» WHAT IS BEING ASKED
In the listing below, locate the lines that hold the string "portrait". Copy those lines.

------------

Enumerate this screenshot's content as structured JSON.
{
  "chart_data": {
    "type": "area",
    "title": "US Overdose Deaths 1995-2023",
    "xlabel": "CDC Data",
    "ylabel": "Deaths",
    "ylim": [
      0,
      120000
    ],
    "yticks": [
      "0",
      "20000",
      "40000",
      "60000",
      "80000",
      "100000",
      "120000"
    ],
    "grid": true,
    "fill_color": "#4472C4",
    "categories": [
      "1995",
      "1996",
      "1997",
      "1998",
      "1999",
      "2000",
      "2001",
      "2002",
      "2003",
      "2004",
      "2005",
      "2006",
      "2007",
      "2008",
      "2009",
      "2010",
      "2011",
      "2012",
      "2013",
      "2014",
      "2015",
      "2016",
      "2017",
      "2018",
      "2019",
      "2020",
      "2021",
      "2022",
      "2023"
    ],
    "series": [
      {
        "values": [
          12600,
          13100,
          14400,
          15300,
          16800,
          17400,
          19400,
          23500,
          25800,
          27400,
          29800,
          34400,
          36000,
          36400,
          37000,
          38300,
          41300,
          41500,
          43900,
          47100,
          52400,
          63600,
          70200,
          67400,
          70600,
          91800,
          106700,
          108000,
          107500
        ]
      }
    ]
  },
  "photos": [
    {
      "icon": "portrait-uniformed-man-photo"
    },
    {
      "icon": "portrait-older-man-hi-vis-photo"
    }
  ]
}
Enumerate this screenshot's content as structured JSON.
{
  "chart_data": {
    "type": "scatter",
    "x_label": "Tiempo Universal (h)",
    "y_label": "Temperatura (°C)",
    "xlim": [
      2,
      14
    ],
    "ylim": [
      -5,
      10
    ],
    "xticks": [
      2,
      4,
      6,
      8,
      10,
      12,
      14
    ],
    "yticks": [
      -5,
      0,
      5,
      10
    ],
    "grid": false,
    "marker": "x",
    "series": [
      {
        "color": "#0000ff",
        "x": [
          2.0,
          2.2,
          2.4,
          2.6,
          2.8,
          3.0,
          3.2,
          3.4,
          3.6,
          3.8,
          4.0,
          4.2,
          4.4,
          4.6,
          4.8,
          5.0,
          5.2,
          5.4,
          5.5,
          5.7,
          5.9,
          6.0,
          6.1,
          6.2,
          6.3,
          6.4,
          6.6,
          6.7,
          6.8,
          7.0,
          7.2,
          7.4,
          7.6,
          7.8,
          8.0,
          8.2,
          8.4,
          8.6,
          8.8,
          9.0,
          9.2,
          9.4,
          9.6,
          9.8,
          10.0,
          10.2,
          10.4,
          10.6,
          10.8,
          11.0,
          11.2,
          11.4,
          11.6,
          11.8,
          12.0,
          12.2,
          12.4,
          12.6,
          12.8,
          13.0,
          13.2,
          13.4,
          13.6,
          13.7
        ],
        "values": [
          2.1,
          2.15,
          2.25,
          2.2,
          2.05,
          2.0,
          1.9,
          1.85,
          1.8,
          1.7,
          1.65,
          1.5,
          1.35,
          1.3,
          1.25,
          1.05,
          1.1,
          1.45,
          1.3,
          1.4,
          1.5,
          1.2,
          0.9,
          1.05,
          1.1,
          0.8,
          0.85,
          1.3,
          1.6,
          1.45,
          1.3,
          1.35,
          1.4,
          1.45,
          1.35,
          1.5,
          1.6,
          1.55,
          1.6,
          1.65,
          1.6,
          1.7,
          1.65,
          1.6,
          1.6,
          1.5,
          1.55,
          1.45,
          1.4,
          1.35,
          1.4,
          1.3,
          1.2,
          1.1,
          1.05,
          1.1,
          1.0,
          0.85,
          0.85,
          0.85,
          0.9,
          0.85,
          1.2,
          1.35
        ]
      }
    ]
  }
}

------------

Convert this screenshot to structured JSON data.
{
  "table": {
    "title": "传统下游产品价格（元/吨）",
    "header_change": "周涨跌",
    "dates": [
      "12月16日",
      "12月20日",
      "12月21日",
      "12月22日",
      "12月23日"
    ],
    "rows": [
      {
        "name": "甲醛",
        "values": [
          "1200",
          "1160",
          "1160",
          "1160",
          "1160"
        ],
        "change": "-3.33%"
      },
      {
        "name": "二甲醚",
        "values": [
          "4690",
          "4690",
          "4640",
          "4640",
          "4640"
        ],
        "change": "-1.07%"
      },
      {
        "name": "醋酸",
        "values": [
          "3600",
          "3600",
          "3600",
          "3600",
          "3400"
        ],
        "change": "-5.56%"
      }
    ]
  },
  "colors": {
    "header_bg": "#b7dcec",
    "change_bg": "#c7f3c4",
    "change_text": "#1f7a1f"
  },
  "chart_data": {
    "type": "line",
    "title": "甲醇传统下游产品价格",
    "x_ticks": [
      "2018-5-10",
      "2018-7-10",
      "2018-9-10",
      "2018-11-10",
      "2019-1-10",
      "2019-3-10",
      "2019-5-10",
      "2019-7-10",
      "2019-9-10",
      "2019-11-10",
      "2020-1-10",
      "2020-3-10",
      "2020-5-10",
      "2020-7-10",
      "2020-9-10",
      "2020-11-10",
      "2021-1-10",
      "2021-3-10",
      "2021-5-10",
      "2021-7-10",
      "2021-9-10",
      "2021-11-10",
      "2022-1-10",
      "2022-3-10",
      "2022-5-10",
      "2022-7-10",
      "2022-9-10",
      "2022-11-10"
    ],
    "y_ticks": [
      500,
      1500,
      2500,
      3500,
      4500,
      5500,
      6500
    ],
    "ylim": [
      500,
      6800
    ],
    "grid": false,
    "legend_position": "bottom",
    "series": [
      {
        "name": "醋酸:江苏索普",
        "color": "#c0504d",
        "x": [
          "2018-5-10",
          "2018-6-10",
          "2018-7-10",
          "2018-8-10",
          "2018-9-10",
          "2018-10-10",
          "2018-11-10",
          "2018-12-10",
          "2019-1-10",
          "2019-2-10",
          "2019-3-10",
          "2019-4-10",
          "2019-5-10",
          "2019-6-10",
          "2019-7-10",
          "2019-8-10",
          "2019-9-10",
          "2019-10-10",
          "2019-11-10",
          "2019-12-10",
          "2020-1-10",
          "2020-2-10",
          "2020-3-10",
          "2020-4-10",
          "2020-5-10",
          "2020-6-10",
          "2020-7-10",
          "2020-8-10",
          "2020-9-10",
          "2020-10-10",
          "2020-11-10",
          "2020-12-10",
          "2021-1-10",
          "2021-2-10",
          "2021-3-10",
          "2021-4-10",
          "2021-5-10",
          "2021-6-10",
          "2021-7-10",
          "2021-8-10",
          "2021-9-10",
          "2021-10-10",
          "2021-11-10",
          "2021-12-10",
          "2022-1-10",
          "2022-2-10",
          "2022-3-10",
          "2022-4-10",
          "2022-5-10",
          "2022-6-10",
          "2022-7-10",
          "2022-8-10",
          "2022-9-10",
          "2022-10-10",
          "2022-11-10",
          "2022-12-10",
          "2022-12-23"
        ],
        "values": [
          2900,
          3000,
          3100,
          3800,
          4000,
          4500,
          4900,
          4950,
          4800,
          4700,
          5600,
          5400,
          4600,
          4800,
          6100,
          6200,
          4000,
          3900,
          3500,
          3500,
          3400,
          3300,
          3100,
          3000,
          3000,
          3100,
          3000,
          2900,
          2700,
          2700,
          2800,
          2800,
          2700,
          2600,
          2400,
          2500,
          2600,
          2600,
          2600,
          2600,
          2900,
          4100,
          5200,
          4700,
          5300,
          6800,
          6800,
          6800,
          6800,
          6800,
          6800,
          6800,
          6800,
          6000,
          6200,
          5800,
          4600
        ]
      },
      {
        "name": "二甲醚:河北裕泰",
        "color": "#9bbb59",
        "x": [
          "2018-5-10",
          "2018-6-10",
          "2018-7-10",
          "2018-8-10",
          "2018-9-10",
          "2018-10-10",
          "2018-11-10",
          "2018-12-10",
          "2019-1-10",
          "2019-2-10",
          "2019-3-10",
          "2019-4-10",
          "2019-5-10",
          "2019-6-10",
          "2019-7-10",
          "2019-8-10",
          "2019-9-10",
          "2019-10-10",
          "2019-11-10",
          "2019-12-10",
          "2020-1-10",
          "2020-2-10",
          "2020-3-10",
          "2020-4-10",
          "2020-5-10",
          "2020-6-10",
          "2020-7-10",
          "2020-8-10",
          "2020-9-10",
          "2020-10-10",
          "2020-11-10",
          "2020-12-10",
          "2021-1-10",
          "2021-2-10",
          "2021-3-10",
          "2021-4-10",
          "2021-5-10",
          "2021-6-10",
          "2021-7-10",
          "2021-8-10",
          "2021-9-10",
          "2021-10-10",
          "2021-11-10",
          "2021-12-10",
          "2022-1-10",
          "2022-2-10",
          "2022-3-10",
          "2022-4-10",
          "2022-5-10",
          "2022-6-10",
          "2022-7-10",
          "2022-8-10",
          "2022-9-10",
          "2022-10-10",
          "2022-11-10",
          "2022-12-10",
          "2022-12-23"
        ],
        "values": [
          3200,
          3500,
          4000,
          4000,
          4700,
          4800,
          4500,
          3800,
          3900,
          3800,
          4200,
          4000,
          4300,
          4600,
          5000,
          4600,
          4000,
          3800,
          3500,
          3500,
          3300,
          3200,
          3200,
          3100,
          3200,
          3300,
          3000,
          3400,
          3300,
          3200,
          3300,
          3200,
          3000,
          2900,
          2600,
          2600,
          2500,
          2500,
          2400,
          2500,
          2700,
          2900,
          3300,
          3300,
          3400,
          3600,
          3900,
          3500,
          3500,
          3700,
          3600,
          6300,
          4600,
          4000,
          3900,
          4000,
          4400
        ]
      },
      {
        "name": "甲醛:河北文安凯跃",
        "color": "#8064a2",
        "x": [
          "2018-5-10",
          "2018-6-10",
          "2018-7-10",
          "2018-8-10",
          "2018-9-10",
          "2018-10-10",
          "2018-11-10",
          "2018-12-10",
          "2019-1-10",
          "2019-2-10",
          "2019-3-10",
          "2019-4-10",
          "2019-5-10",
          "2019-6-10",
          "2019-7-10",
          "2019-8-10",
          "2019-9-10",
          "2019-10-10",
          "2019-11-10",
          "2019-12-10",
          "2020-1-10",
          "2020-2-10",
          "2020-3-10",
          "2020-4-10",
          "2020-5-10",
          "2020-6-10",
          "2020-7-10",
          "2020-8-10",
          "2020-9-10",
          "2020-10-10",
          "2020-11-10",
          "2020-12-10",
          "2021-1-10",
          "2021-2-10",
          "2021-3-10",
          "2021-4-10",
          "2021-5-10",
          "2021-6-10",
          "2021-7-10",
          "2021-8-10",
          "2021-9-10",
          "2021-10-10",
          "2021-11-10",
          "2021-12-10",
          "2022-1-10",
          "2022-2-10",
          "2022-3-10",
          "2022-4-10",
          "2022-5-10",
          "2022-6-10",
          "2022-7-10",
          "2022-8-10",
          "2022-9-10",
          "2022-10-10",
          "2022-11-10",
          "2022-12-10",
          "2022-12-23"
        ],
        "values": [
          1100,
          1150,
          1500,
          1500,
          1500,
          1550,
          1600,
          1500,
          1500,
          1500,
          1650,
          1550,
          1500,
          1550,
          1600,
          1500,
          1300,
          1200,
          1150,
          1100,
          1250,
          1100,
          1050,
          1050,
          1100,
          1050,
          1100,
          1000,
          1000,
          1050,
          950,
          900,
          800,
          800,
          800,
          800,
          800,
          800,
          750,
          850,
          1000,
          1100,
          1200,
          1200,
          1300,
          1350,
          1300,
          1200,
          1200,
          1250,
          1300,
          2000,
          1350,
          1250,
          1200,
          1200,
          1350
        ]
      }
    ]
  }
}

------------

» EXERCISE OUTPUT
      "icon": "portrait-uniformed-man-photo"
      "icon": "portrait-older-man-hi-vis-photo"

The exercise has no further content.